Excerpt from a dataset
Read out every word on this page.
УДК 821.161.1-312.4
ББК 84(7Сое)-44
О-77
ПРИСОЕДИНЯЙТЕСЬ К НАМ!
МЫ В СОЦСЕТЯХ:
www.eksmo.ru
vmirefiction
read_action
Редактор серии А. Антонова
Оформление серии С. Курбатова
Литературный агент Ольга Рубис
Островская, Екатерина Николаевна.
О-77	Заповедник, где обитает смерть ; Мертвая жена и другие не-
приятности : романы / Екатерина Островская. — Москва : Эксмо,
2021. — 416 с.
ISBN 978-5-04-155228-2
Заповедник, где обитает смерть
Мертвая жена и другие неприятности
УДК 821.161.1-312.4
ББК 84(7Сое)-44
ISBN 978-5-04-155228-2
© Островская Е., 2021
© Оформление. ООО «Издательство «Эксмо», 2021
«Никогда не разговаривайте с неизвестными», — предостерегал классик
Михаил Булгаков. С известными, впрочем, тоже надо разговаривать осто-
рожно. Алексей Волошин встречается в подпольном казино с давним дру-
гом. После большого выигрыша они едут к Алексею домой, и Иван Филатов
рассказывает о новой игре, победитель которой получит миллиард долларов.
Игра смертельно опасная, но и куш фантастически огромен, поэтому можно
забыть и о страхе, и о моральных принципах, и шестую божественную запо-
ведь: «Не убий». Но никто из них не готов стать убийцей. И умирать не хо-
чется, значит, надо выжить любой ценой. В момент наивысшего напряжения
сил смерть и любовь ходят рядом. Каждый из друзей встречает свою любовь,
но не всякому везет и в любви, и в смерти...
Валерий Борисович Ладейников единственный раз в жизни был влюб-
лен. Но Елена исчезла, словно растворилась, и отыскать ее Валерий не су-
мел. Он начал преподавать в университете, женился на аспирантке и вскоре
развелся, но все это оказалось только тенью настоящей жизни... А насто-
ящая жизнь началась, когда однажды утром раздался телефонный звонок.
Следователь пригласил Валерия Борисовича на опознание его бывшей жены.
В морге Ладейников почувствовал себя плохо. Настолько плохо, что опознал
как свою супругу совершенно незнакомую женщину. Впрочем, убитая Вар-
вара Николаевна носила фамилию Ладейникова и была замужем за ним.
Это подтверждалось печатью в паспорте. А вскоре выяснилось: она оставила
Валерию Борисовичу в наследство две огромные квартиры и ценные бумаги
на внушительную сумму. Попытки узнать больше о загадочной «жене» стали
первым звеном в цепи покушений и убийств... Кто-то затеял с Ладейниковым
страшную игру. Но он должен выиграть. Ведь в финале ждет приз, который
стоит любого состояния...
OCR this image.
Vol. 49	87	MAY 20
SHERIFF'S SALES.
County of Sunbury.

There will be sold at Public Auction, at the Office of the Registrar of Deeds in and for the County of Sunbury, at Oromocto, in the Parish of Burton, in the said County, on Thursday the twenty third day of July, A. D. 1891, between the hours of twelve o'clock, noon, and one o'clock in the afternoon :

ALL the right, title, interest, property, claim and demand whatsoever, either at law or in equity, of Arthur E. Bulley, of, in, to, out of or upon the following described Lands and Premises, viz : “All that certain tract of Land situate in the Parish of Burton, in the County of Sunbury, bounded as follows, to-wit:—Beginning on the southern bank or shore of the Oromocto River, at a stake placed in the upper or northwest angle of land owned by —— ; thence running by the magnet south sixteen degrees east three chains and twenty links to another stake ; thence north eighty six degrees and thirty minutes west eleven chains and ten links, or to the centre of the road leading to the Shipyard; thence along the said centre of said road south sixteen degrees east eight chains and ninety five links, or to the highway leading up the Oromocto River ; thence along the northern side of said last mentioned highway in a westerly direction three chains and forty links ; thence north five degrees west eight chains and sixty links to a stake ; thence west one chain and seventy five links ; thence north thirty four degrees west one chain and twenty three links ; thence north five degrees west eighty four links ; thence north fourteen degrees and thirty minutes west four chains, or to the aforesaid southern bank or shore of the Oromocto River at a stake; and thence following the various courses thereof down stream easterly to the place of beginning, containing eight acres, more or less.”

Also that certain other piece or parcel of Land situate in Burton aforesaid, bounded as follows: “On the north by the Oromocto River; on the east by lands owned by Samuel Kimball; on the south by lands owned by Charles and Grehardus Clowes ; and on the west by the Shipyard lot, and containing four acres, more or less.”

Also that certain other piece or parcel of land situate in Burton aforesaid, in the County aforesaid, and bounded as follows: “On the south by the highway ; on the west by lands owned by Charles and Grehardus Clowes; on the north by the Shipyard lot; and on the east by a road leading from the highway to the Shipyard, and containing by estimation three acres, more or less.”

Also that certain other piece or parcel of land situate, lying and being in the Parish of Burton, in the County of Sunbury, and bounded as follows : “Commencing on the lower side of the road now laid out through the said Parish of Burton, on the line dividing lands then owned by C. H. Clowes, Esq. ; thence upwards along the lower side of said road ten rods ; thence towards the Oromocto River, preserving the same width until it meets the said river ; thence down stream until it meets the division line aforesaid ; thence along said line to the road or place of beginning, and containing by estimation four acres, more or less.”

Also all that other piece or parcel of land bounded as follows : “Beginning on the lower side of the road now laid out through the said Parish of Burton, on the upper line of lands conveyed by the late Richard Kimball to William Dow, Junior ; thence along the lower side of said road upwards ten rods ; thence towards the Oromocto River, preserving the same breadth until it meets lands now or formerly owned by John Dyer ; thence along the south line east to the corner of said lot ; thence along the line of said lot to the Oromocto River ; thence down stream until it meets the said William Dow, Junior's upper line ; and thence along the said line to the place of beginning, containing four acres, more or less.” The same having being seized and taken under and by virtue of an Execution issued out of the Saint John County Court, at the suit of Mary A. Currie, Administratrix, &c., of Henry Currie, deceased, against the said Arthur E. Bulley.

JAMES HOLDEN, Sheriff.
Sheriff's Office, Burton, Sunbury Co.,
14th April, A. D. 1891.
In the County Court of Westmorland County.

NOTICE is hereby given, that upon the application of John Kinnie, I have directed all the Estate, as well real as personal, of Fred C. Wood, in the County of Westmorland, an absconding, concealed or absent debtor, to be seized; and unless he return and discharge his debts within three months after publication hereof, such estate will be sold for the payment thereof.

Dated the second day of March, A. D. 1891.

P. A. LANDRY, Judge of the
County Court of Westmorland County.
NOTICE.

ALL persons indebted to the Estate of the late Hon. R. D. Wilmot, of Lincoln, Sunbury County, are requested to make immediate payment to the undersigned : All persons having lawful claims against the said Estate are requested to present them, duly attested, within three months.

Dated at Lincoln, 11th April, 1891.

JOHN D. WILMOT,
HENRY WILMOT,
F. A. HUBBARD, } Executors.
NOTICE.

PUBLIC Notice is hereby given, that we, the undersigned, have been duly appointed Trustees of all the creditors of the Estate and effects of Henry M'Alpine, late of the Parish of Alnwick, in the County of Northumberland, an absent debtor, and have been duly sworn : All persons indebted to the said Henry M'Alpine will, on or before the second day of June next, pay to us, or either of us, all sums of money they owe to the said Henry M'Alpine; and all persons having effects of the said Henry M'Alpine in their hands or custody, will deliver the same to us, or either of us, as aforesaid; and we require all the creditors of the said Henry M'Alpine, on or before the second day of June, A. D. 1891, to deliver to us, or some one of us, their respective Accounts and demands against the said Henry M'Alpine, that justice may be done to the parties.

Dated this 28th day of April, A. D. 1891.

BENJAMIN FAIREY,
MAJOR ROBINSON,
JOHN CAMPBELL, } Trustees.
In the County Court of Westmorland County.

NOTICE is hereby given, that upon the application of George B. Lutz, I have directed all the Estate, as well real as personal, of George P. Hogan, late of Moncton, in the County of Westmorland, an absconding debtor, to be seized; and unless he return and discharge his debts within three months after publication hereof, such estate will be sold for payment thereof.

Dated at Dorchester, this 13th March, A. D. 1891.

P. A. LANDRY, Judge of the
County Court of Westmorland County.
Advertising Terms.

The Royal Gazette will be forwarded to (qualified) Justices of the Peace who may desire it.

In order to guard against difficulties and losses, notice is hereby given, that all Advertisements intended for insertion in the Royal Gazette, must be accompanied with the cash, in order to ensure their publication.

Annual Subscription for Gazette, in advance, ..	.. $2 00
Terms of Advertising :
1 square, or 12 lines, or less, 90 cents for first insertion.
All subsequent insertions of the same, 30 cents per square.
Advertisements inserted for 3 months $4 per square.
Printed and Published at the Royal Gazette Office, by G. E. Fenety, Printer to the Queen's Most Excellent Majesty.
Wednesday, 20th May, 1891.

* Objective
In the records above, locate each line with the word "жена". Copy all such lines.

* Result of this task
О-77	Заповедник, где обитает смерть ; Мертвая жена и другие не-
Мертвая жена и другие неприятности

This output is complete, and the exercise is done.